Dataset items
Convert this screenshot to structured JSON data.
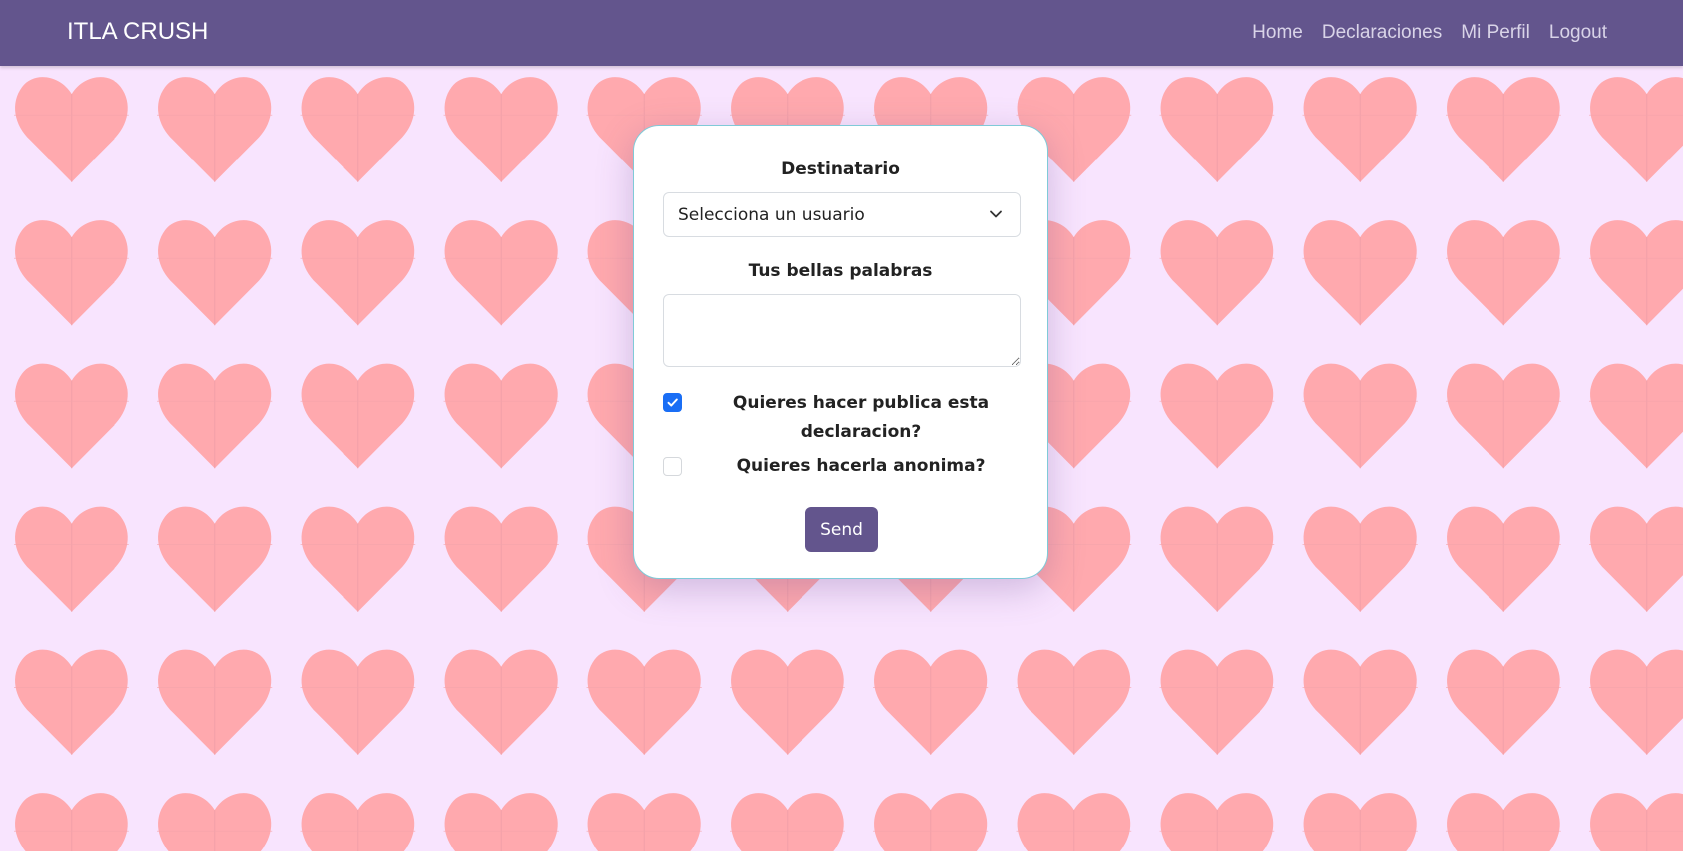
{
  "navbar": {
    "brand": "ITLA CRUSH",
    "links": [
      "Home",
      "Declaraciones",
      "Mi Perfil",
      "Logout"
    ]
  },
  "form": {
    "recipient_label": "Destinatario",
    "recipient_select_value": "Selecciona un usuario",
    "message_label": "Tus bellas palabras",
    "message_value": "",
    "public_checkbox": {
      "label": "Quieres hacer publica esta declaracion?",
      "checked": true
    },
    "anonymous_checkbox": {
      "label": "Quieres hacerla anonima?",
      "checked": false
    },
    "send_label": "Send"
  },
  "colors": {
    "navbar": "#63558d",
    "background": "#f8e4fe",
    "heart": "#ffa9ae",
    "checkbox_accent": "#1a6ef5",
    "card_border": "#7fcad8"
  },
  "icons": {
    "select": "chevron-down-icon",
    "checkbox": "checkmark-icon"
  }
}
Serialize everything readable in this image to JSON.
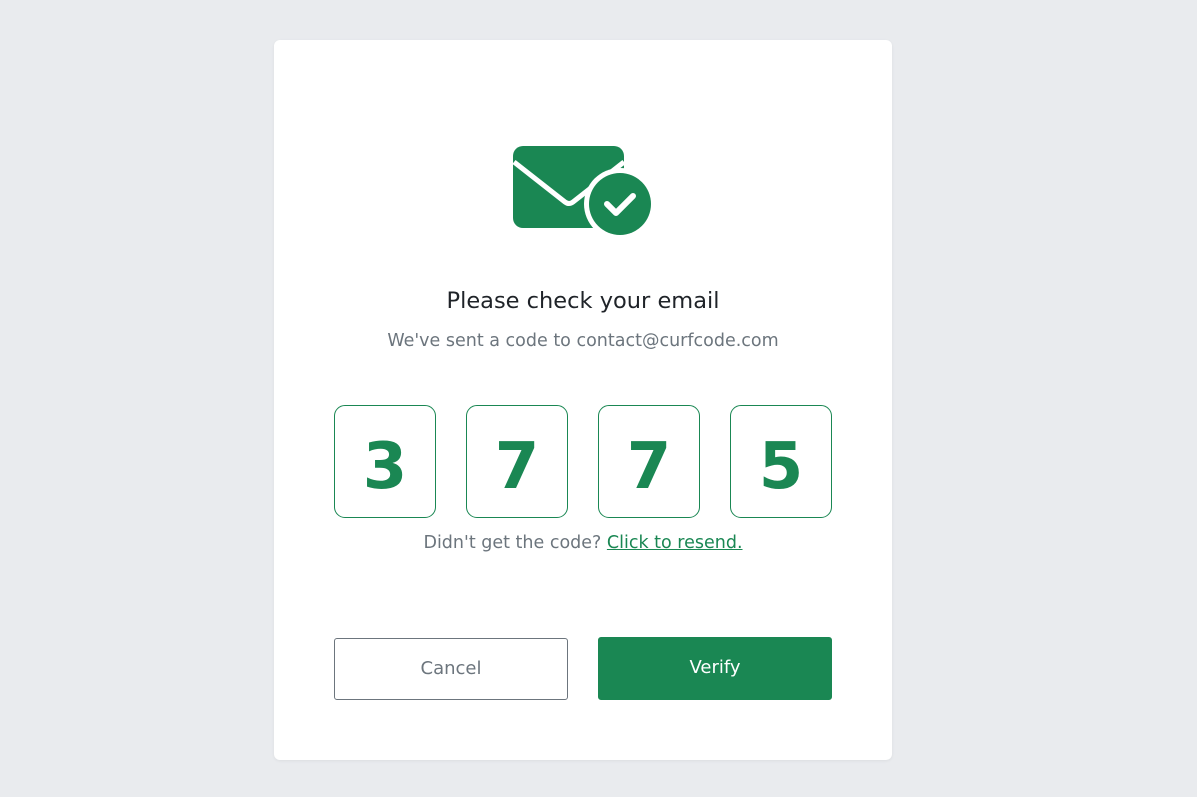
{
  "dialog": {
    "icon": "mail-check-icon",
    "title": "Please check your email",
    "subtitle": "We've sent a code to contact@curfcode.com",
    "code_digits": [
      "3",
      "7",
      "7",
      "5"
    ],
    "resend_prompt": "Didn't get the code?",
    "resend_link": "Click to resend.",
    "cancel_label": "Cancel",
    "verify_label": "Verify"
  },
  "colors": {
    "accent": "#1a8753",
    "background": "#e9ebee",
    "card": "#ffffff",
    "muted_text": "#6c757d"
  }
}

*What to do*: Gather each line in the entries above where the string "this" is found.

*Task solution*:
Convert this screenshot to structured JSON data.
Serialize everything readable in this image to JSON.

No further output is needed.